### TASK DIRECTIONS
Filter the records below down to lines containing "title".

### INPUT FOR THIS TASK
........

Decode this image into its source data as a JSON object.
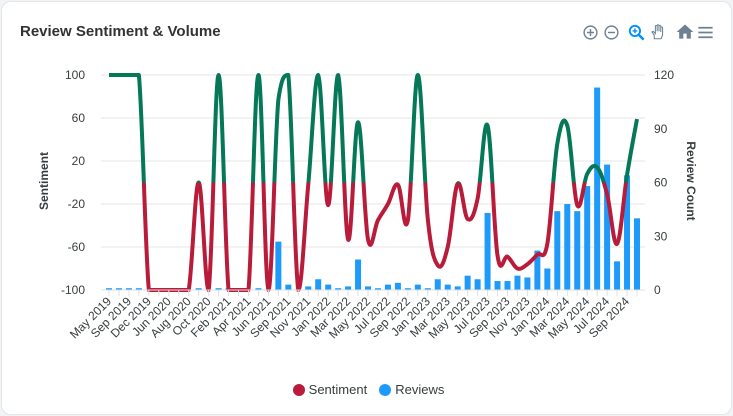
{
  "header": {
    "title": "Review Sentiment & Volume"
  },
  "toolbar": {
    "icons": [
      "zoom-in-icon",
      "zoom-out-icon",
      "selection-zoom-icon",
      "pan-icon",
      "home-icon",
      "menu-icon"
    ],
    "active": "selection-zoom-icon",
    "active_color": "#008ffb",
    "icon_color": "#6e8192"
  },
  "colors": {
    "sentiment_positive": "#047857",
    "sentiment_negative": "#b91c3a",
    "reviews": "#1e9bfa",
    "grid": "#e6e6e6"
  },
  "chart_data": {
    "type": "line+bar",
    "title": "Review Sentiment & Volume",
    "x_tick_labels": [
      "May 2019",
      "Sep 2019",
      "Dec 2019",
      "Jun 2020",
      "Aug 2020",
      "Oct 2020",
      "Feb 2021",
      "Apr 2021",
      "Jun 2021",
      "Sep 2021",
      "Nov 2021",
      "Jan 2022",
      "Mar 2022",
      "May 2022",
      "Jul 2022",
      "Sep 2022",
      "Jan 2023",
      "Mar 2023",
      "May 2023",
      "Jul 2023",
      "Sep 2023",
      "Nov 2023",
      "Jan 2024",
      "Mar 2024",
      "May 2024",
      "Jul 2024",
      "Sep 2024"
    ],
    "x_tick_label_every": 2,
    "y_left": {
      "label": "Sentiment",
      "range": [
        -100,
        100
      ],
      "ticks": [
        "100",
        "60",
        "20",
        "-20",
        "-60",
        "-100"
      ]
    },
    "y_right": {
      "label": "Review Count",
      "range": [
        0,
        120
      ],
      "ticks": [
        "120",
        "90",
        "60",
        "30",
        "0"
      ]
    },
    "grid": true,
    "legend_position": "bottom",
    "series": [
      {
        "name": "Sentiment",
        "type": "line",
        "axis": "left",
        "values": [
          100,
          100,
          100,
          100,
          -100,
          -100,
          -100,
          -100,
          -100,
          0,
          -100,
          100,
          -100,
          -100,
          -100,
          100,
          -100,
          77,
          100,
          -100,
          -2,
          100,
          -21,
          100,
          -53,
          56,
          -53,
          -35,
          -20,
          -2,
          -35,
          100,
          -34,
          -77,
          -60,
          -1,
          -34,
          -15,
          53,
          -68,
          -69,
          -80,
          -76,
          -67,
          -57,
          36,
          53,
          -21,
          8,
          14,
          -11,
          -57,
          7,
          59
        ]
      },
      {
        "name": "Reviews",
        "type": "bar",
        "axis": "right",
        "values": [
          1,
          1,
          1,
          1,
          0,
          0,
          0,
          0,
          0,
          1,
          0,
          1,
          1,
          0,
          0,
          1,
          0,
          27,
          3,
          0,
          2,
          6,
          3,
          1,
          2,
          17,
          2,
          1,
          3,
          4,
          1,
          3,
          1,
          6,
          3,
          2,
          8,
          6,
          43,
          5,
          5,
          8,
          7,
          22,
          12,
          44,
          48,
          44,
          58,
          113,
          70,
          16,
          64,
          40
        ]
      }
    ]
  },
  "legend": [
    {
      "label": "Sentiment"
    },
    {
      "label": "Reviews"
    }
  ]
}
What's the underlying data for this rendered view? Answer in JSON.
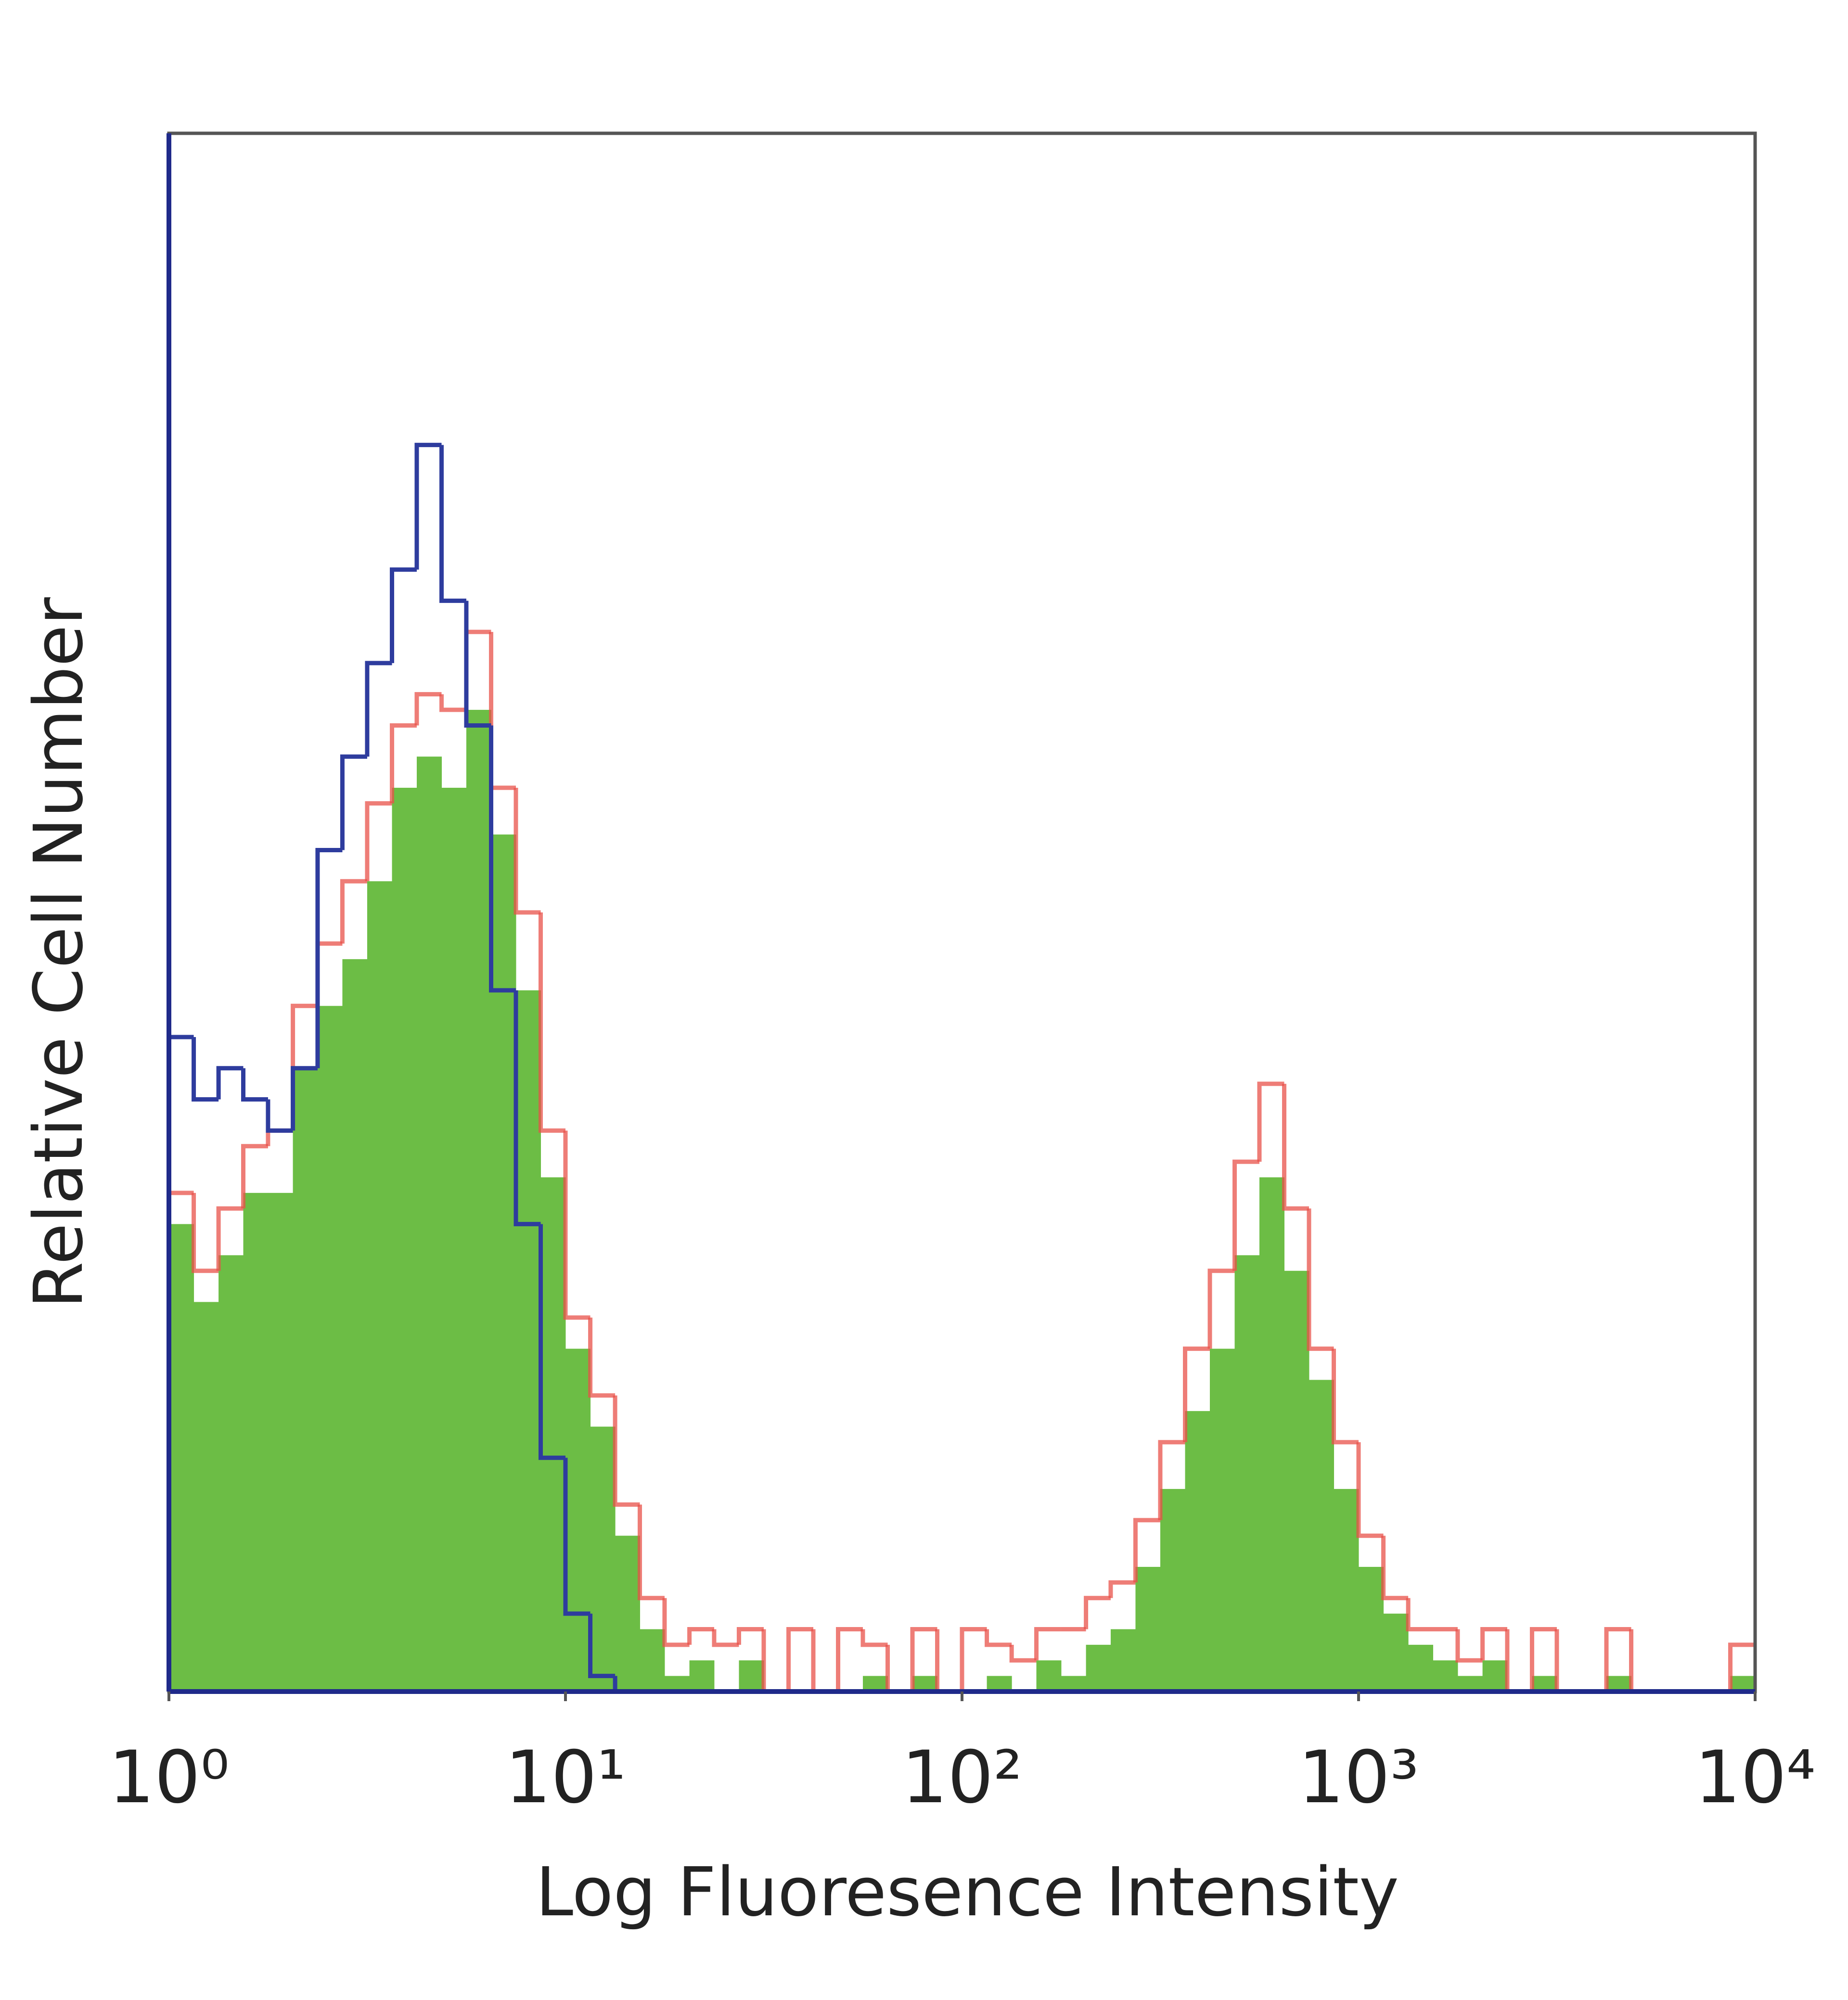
{
  "chart_data": {
    "type": "histogram",
    "xlabel": "Log Fluoresence Intensity",
    "ylabel": "Relative Cell Number",
    "xscale": "log",
    "xlim": [
      1,
      10000
    ],
    "ylim": [
      0,
      100
    ],
    "xticks": [
      {
        "value": 1,
        "label": "10⁰"
      },
      {
        "value": 10,
        "label": "10¹"
      },
      {
        "value": 100,
        "label": "10²"
      },
      {
        "value": 1000,
        "label": "10³"
      },
      {
        "value": 10000,
        "label": "10⁴"
      }
    ],
    "bins": [
      1,
      1.155,
      1.334,
      1.54,
      1.778,
      2.054,
      2.371,
      2.738,
      3.162,
      3.652,
      4.217,
      4.87,
      5.623,
      6.494,
      7.499,
      8.66,
      10,
      11.55,
      13.34,
      15.4,
      17.78,
      20.54,
      23.71,
      27.38,
      31.62,
      36.52,
      42.17,
      48.7,
      56.23,
      64.94,
      74.99,
      86.6,
      100,
      115.5,
      133.4,
      154,
      177.8,
      205.4,
      237.1,
      273.8,
      316.2,
      365.2,
      421.7,
      487,
      562.3,
      649.4,
      749.9,
      866,
      1000,
      1155,
      1334,
      1540,
      1778,
      2054,
      2371,
      2738,
      3162,
      3652,
      4217,
      4870,
      5623,
      6494,
      7499,
      8660,
      10000
    ],
    "series": [
      {
        "color": "#6cbd45",
        "fill": true,
        "values": [
          30,
          25,
          28,
          32,
          32,
          40,
          44,
          47,
          52,
          58,
          60,
          58,
          63,
          55,
          45,
          33,
          22,
          17,
          10,
          4,
          1,
          2,
          0,
          2,
          0,
          0,
          0,
          0,
          1,
          0,
          1,
          0,
          0,
          1,
          0,
          2,
          1,
          3,
          4,
          8,
          13,
          18,
          22,
          28,
          33,
          27,
          20,
          13,
          8,
          5,
          3,
          2,
          1,
          2,
          0,
          1,
          0,
          0,
          1,
          0,
          0,
          0,
          0,
          1
        ]
      },
      {
        "color": "#e8524a",
        "fill": false,
        "values": [
          32,
          27,
          31,
          35,
          36,
          44,
          48,
          52,
          57,
          62,
          64,
          63,
          68,
          58,
          50,
          36,
          24,
          19,
          12,
          6,
          3,
          4,
          3,
          4,
          0,
          4,
          0,
          4,
          3,
          0,
          4,
          0,
          4,
          3,
          2,
          4,
          4,
          6,
          7,
          11,
          16,
          22,
          27,
          34,
          39,
          31,
          22,
          16,
          10,
          6,
          4,
          4,
          2,
          4,
          0,
          4,
          0,
          0,
          4,
          0,
          0,
          0,
          0,
          3
        ]
      },
      {
        "color": "#2e3c9e",
        "fill": false,
        "values": [
          42,
          38,
          40,
          38,
          36,
          40,
          54,
          60,
          66,
          72,
          80,
          70,
          62,
          45,
          30,
          15,
          5,
          1,
          0,
          0,
          0,
          0,
          0,
          0,
          0,
          0,
          0,
          0,
          0,
          0,
          0,
          0,
          0,
          0,
          0,
          0,
          0,
          0,
          0,
          0,
          0,
          0,
          0,
          0,
          0,
          0,
          0,
          0,
          0,
          0,
          0,
          0,
          0,
          0,
          0,
          0,
          0,
          0,
          0,
          0,
          0,
          0,
          0,
          0
        ]
      }
    ]
  }
}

........

### THE SOLUTION
    "title": "Review Sentiment & Volume"
    "title": "Review Sentiment & Volume",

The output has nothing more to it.